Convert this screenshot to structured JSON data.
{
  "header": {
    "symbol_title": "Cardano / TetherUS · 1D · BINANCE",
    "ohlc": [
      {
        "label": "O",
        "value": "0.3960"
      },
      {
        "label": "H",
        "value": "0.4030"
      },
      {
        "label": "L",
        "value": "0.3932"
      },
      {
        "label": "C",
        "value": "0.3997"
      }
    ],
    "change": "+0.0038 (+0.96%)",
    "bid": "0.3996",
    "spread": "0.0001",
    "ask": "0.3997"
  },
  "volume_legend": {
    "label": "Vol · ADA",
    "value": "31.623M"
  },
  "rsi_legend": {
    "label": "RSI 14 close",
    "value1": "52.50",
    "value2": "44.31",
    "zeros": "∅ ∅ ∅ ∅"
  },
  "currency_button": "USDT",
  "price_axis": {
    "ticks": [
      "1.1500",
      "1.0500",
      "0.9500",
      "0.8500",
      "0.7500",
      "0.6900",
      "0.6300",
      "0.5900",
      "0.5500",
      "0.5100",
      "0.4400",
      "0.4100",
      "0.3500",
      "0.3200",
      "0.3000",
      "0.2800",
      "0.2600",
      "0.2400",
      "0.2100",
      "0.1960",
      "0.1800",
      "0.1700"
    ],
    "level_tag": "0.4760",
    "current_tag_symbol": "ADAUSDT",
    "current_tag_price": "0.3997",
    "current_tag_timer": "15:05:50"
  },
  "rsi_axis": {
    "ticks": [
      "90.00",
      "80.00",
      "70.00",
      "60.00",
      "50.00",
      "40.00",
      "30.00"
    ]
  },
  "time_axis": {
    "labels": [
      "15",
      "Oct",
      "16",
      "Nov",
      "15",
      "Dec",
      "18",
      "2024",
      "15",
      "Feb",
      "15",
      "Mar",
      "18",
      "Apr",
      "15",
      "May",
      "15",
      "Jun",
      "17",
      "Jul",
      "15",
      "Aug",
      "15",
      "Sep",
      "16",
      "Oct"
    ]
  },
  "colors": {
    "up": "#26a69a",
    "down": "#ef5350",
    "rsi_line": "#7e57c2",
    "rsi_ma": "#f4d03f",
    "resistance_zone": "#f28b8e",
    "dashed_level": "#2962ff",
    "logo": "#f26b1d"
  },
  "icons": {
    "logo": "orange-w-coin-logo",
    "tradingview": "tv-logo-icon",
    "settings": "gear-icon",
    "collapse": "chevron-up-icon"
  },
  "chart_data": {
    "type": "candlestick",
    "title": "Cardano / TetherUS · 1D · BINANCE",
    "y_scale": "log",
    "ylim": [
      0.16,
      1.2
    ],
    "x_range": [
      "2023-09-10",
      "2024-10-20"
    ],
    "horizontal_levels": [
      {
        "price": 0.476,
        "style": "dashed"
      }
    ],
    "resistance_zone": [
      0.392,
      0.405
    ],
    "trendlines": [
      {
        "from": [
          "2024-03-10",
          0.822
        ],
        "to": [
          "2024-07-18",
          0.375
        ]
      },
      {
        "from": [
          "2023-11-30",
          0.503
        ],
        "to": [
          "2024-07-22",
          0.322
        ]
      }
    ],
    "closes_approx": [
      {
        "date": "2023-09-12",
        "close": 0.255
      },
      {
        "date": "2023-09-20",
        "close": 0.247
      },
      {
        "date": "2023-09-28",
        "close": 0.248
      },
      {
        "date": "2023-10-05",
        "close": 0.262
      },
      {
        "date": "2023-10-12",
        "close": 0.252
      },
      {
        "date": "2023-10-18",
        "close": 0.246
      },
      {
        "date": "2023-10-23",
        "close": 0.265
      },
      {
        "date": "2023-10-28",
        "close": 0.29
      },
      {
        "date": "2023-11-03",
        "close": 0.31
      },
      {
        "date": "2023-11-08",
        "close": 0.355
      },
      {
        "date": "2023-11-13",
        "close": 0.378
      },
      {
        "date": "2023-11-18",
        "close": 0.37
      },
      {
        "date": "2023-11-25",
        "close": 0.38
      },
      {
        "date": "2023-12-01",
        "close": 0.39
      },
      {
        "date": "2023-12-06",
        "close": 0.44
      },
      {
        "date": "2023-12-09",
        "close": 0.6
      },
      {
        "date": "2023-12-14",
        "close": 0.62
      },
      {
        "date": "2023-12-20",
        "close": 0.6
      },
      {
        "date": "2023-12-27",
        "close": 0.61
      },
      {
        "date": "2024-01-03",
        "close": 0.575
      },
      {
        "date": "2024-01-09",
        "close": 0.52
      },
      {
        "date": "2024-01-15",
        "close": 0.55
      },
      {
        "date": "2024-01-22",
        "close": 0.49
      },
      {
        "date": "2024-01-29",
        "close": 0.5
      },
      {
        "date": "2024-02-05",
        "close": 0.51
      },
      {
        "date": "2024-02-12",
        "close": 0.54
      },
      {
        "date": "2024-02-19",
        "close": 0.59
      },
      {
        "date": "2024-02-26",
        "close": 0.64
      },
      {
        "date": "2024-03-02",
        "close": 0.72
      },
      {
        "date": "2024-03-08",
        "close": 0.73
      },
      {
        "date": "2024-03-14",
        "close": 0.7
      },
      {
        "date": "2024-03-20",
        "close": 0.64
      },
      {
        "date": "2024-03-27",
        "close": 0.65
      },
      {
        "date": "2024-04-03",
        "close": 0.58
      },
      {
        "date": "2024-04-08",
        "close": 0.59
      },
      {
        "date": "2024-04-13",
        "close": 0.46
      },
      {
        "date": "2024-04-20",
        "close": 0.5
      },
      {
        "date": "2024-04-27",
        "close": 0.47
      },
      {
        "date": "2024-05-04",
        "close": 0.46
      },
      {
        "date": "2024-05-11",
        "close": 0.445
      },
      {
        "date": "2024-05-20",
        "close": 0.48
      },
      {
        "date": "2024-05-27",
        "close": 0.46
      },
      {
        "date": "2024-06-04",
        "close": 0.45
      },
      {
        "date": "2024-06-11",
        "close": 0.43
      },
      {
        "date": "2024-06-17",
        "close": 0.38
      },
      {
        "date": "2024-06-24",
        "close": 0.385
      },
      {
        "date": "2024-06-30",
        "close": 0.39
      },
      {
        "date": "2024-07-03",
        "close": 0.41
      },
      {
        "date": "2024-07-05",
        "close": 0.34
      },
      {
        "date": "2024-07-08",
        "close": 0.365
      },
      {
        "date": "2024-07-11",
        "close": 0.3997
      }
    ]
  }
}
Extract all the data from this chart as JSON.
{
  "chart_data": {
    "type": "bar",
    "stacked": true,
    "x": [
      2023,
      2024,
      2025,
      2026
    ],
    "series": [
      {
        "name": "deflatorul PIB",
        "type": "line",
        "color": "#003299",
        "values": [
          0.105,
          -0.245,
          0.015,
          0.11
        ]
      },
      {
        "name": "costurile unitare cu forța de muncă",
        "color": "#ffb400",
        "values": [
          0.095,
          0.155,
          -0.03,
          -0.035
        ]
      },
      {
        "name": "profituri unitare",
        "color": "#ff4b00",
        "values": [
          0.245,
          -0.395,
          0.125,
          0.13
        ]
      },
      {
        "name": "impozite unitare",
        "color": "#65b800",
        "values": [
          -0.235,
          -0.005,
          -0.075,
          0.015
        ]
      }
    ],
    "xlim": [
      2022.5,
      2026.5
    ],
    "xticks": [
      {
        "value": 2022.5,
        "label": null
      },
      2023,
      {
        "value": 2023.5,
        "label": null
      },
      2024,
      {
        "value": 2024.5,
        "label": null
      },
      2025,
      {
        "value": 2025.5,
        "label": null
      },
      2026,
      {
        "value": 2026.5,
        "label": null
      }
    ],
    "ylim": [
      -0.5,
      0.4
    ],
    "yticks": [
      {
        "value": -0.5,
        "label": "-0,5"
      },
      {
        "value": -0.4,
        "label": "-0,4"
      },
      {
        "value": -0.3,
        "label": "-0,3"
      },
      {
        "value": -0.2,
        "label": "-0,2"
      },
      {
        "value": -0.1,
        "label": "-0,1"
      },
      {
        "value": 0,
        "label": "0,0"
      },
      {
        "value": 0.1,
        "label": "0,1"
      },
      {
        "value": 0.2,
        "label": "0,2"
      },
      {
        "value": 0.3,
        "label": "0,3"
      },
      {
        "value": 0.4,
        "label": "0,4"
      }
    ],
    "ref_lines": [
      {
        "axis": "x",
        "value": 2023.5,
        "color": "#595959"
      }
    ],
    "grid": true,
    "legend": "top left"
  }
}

Exercise objective — Count each line above in which the string "unitare" appears, then state only the total.

Correct output — 3